### WHAT IS ASKED
Repeat the material exactly as it appears.
********************
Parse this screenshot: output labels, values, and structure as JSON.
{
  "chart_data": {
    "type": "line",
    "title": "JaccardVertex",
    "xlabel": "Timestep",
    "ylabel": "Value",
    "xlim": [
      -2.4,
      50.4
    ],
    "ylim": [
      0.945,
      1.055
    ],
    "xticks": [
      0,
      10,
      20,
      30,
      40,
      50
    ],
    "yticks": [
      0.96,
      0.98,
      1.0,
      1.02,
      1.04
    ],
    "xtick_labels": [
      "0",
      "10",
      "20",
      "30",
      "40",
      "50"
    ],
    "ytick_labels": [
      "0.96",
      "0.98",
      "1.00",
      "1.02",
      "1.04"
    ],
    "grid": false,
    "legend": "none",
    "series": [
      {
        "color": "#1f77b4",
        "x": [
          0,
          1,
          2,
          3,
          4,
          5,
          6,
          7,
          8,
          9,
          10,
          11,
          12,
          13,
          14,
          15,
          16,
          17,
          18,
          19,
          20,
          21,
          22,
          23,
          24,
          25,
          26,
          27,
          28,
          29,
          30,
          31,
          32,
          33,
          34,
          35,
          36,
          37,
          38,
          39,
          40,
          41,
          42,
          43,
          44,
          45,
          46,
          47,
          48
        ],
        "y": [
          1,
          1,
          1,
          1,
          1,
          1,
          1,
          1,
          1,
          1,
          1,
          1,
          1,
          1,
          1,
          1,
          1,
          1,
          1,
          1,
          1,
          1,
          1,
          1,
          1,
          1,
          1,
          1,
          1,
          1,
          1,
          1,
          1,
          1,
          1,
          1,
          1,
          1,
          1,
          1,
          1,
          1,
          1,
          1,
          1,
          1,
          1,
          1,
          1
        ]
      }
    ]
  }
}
********************
### OUTPUT OF THE TASK
Parse this screenshot: output labels, values, and structure as JSON.
{
  "chart_data": {
    "type": "line",
    "title": "JaccardVertex",
    "xlabel": "Timestep",
    "ylabel": "Value",
    "xlim": [
      -2.4,
      50.4
    ],
    "ylim": [
      0.945,
      1.055
    ],
    "xticks": [
      0,
      10,
      20,
      30,
      40,
      50
    ],
    "yticks": [
      0.96,
      0.98,
      1.0,
      1.02,
      1.04
    ],
    "xtick_labels": [
      "0",
      "10",
      "20",
      "30",
      "40",
      "50"
    ],
    "ytick_labels": [
      "0.96",
      "0.98",
      "1.00",
      "1.02",
      "1.04"
    ],
    "grid": false,
    "legend": "none",
    "series": [
      {
        "color": "#1f77b4",
        "x": [
          0,
          1,
          2,
          3,
          4,
          5,
          6,
          7,
          8,
          9,
          10,
          11,
          12,
          13,
          14,
          15,
          16,
          17,
          18,
          19,
          20,
          21,
          22,
          23,
          24,
          25,
          26,
          27,
          28,
          29,
          30,
          31,
          32,
          33,
          34,
          35,
          36,
          37,
          38,
          39,
          40,
          41,
          42,
          43,
          44,
          45,
          46,
          47,
          48
        ],
        "y": [
          1,
          1,
          1,
          1,
          1,
          1,
          1,
          1,
          1,
          1,
          1,
          1,
          1,
          1,
          1,
          1,
          1,
          1,
          1,
          1,
          1,
          1,
          1,
          1,
          1,
          1,
          1,
          1,
          1,
          1,
          1,
          1,
          1,
          1,
          1,
          1,
          1,
          1,
          1,
          1,
          1,
          1,
          1,
          1,
          1,
          1,
          1,
          1,
          1
        ]
      }
    ]
  }
}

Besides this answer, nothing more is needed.